[Data entries]
· · · · · · ·

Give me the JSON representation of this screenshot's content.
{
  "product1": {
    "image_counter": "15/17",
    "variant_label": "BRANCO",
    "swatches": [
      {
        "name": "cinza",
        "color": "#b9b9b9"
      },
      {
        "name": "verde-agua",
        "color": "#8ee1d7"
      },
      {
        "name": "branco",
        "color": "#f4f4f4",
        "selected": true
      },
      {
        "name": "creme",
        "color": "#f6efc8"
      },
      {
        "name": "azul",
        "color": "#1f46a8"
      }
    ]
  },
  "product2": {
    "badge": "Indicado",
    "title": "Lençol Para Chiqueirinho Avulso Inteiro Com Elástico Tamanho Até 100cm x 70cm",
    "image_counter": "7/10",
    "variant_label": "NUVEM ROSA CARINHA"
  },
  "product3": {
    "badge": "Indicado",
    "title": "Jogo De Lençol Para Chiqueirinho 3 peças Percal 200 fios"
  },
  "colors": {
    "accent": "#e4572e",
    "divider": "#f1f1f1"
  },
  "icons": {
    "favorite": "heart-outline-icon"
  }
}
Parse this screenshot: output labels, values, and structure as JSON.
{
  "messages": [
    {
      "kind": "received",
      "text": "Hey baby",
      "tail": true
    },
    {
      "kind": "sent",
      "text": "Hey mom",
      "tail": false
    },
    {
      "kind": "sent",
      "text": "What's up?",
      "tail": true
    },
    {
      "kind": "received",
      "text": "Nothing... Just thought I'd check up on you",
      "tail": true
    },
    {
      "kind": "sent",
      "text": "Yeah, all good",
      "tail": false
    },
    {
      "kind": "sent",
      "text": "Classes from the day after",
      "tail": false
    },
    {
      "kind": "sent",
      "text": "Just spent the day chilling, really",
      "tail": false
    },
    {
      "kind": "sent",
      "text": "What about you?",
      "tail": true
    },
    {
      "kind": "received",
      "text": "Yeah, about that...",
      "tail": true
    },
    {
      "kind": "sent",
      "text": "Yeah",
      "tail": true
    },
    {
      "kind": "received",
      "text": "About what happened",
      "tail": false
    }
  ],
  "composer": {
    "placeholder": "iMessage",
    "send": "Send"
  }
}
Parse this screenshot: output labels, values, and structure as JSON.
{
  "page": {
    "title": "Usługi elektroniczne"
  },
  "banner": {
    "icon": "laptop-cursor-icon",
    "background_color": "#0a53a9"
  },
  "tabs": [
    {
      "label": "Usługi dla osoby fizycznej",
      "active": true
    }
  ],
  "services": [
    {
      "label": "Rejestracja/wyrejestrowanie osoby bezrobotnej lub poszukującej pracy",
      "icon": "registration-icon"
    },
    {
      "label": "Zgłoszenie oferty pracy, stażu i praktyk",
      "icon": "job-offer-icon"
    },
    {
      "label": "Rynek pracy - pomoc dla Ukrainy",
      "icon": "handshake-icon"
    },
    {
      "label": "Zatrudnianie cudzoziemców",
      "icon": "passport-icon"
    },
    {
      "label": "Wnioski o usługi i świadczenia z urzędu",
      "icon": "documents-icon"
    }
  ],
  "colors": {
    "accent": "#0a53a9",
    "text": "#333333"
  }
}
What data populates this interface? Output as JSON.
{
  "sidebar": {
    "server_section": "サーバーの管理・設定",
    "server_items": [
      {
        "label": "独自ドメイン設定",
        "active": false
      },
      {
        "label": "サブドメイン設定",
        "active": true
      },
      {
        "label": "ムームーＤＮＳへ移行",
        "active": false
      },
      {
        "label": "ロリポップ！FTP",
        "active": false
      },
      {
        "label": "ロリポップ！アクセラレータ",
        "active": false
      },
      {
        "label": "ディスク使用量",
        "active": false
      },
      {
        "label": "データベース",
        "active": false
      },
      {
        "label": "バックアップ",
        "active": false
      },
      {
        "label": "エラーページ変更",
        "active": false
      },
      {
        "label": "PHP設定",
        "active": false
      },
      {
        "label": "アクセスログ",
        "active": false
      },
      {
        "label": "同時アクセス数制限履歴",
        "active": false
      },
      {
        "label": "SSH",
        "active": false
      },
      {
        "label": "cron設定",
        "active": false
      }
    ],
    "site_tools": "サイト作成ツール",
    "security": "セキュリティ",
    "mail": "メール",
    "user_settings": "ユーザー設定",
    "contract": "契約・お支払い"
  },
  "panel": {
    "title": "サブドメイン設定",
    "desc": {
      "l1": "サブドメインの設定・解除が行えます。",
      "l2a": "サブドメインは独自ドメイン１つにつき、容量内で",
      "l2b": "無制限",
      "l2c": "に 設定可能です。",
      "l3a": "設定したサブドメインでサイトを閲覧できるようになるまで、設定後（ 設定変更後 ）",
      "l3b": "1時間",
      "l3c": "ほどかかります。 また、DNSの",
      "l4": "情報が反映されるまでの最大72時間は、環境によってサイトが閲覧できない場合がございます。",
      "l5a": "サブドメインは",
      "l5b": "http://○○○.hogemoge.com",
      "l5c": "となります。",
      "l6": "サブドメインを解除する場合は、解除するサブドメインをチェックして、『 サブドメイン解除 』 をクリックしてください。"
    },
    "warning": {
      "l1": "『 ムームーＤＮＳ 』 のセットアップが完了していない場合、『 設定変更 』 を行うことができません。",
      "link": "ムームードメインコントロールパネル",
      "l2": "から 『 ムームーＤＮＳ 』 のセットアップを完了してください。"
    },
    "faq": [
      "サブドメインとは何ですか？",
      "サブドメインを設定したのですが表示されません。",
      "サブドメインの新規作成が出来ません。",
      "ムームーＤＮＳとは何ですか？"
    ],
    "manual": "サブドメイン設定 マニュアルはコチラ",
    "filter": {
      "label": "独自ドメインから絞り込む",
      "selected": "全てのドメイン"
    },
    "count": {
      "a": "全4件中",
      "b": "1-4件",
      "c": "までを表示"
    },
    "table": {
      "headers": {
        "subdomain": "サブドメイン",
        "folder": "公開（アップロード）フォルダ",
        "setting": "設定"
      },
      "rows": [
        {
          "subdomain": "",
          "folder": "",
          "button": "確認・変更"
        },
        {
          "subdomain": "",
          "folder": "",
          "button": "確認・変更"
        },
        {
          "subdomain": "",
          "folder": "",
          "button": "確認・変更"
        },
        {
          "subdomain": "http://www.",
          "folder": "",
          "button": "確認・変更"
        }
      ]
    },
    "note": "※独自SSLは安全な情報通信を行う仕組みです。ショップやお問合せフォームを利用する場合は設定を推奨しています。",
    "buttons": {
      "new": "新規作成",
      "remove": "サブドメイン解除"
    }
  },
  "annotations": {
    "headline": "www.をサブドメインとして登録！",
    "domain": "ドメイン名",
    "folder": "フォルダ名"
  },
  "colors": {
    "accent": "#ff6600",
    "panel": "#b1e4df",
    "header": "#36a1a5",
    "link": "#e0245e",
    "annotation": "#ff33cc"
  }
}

· · · · · · ·

Every entry above needs to be quoted exactly.

Give me the JSON representation of this screenshot's content.
{
  "product1": {
    "image_counter": "15/17",
    "variant_label": "BRANCO",
    "swatches": [
      {
        "name": "cinza",
        "color": "#b9b9b9"
      },
      {
        "name": "verde-agua",
        "color": "#8ee1d7"
      },
      {
        "name": "branco",
        "color": "#f4f4f4",
        "selected": true
      },
      {
        "name": "creme",
        "color": "#f6efc8"
      },
      {
        "name": "azul",
        "color": "#1f46a8"
      }
    ]
  },
  "product2": {
    "badge": "Indicado",
    "title": "Lençol Para Chiqueirinho Avulso Inteiro Com Elástico Tamanho Até 100cm x 70cm",
    "image_counter": "7/10",
    "variant_label": "NUVEM ROSA CARINHA"
  },
  "product3": {
    "badge": "Indicado",
    "title": "Jogo De Lençol Para Chiqueirinho 3 peças Percal 200 fios"
  },
  "colors": {
    "accent": "#e4572e",
    "divider": "#f1f1f1"
  },
  "icons": {
    "favorite": "heart-outline-icon"
  }
}
Parse this screenshot: output labels, values, and structure as JSON.
{
  "messages": [
    {
      "kind": "received",
      "text": "Hey baby",
      "tail": true
    },
    {
      "kind": "sent",
      "text": "Hey mom",
      "tail": false
    },
    {
      "kind": "sent",
      "text": "What's up?",
      "tail": true
    },
    {
      "kind": "received",
      "text": "Nothing... Just thought I'd check up on you",
      "tail": true
    },
    {
      "kind": "sent",
      "text": "Yeah, all good",
      "tail": false
    },
    {
      "kind": "sent",
      "text": "Classes from the day after",
      "tail": false
    },
    {
      "kind": "sent",
      "text": "Just spent the day chilling, really",
      "tail": false
    },
    {
      "kind": "sent",
      "text": "What about you?",
      "tail": true
    },
    {
      "kind": "received",
      "text": "Yeah, about that...",
      "tail": true
    },
    {
      "kind": "sent",
      "text": "Yeah",
      "tail": true
    },
    {
      "kind": "received",
      "text": "About what happened",
      "tail": false
    }
  ],
  "composer": {
    "placeholder": "iMessage",
    "send": "Send"
  }
}
Parse this screenshot: output labels, values, and structure as JSON.
{
  "page": {
    "title": "Usługi elektroniczne"
  },
  "banner": {
    "icon": "laptop-cursor-icon",
    "background_color": "#0a53a9"
  },
  "tabs": [
    {
      "label": "Usługi dla osoby fizycznej",
      "active": true
    }
  ],
  "services": [
    {
      "label": "Rejestracja/wyrejestrowanie osoby bezrobotnej lub poszukującej pracy",
      "icon": "registration-icon"
    },
    {
      "label": "Zgłoszenie oferty pracy, stażu i praktyk",
      "icon": "job-offer-icon"
    },
    {
      "label": "Rynek pracy - pomoc dla Ukrainy",
      "icon": "handshake-icon"
    },
    {
      "label": "Zatrudnianie cudzoziemców",
      "icon": "passport-icon"
    },
    {
      "label": "Wnioski o usługi i świadczenia z urzędu",
      "icon": "documents-icon"
    }
  ],
  "colors": {
    "accent": "#0a53a9",
    "text": "#333333"
  }
}
What data populates this interface? Output as JSON.
{
  "sidebar": {
    "server_section": "サーバーの管理・設定",
    "server_items": [
      {
        "label": "独自ドメイン設定",
        "active": false
      },
      {
        "label": "サブドメイン設定",
        "active": true
      },
      {
        "label": "ムームーＤＮＳへ移行",
        "active": false
      },
      {
        "label": "ロリポップ！FTP",
        "active": false
      },
      {
        "label": "ロリポップ！アクセラレータ",
        "active": false
      },
      {
        "label": "ディスク使用量",
        "active": false
      },
      {
        "label": "データベース",
        "active": false
      },
      {
        "label": "バックアップ",
        "active": false
      },
      {
        "label": "エラーページ変更",
        "active": false
      },
      {
        "label": "PHP設定",
        "active": false
      },
      {
        "label": "アクセスログ",
        "active": false
      },
      {
        "label": "同時アクセス数制限履歴",
        "active": false
      },
      {
        "label": "SSH",
        "active": false
      },
      {
        "label": "cron設定",
        "active": false
      }
    ],
    "site_tools": "サイト作成ツール",
    "security": "セキュリティ",
    "mail": "メール",
    "user_settings": "ユーザー設定",
    "contract": "契約・お支払い"
  },
  "panel": {
    "title": "サブドメイン設定",
    "desc": {
      "l1": "サブドメインの設定・解除が行えます。",
      "l2a": "サブドメインは独自ドメイン１つにつき、容量内で",
      "l2b": "無制限",
      "l2c": "に 設定可能です。",
      "l3a": "設定したサブドメインでサイトを閲覧できるようになるまで、設定後（ 設定変更後 ）",
      "l3b": "1時間",
      "l3c": "ほどかかります。 また、DNSの",
      "l4": "情報が反映されるまでの最大72時間は、環境によってサイトが閲覧できない場合がございます。",
      "l5a": "サブドメインは",
      "l5b": "http://○○○.hogemoge.com",
      "l5c": "となります。",
      "l6": "サブドメインを解除する場合は、解除するサブドメインをチェックして、『 サブドメイン解除 』 をクリックしてください。"
    },
    "warning": {
      "l1": "『 ムームーＤＮＳ 』 のセットアップが完了していない場合、『 設定変更 』 を行うことができません。",
      "link": "ムームードメインコントロールパネル",
      "l2": "から 『 ムームーＤＮＳ 』 のセットアップを完了してください。"
    },
    "faq": [
      "サブドメインとは何ですか？",
      "サブドメインを設定したのですが表示されません。",
      "サブドメインの新規作成が出来ません。",
      "ムームーＤＮＳとは何ですか？"
    ],
    "manual": "サブドメイン設定 マニュアルはコチラ",
    "filter": {
      "label": "独自ドメインから絞り込む",
      "selected": "全てのドメイン"
    },
    "count": {
      "a": "全4件中",
      "b": "1-4件",
      "c": "までを表示"
    },
    "table": {
      "headers": {
        "subdomain": "サブドメイン",
        "folder": "公開（アップロード）フォルダ",
        "setting": "設定"
      },
      "rows": [
        {
          "subdomain": "",
          "folder": "",
          "button": "確認・変更"
        },
        {
          "subdomain": "",
          "folder": "",
          "button": "確認・変更"
        },
        {
          "subdomain": "",
          "folder": "",
          "button": "確認・変更"
        },
        {
          "subdomain": "http://www.",
          "folder": "",
          "button": "確認・変更"
        }
      ]
    },
    "note": "※独自SSLは安全な情報通信を行う仕組みです。ショップやお問合せフォームを利用する場合は設定を推奨しています。",
    "buttons": {
      "new": "新規作成",
      "remove": "サブドメイン解除"
    }
  },
  "annotations": {
    "headline": "www.をサブドメインとして登録！",
    "domain": "ドメイン名",
    "folder": "フォルダ名"
  },
  "colors": {
    "accent": "#ff6600",
    "panel": "#b1e4df",
    "header": "#36a1a5",
    "link": "#e0245e",
    "annotation": "#ff33cc"
  }
}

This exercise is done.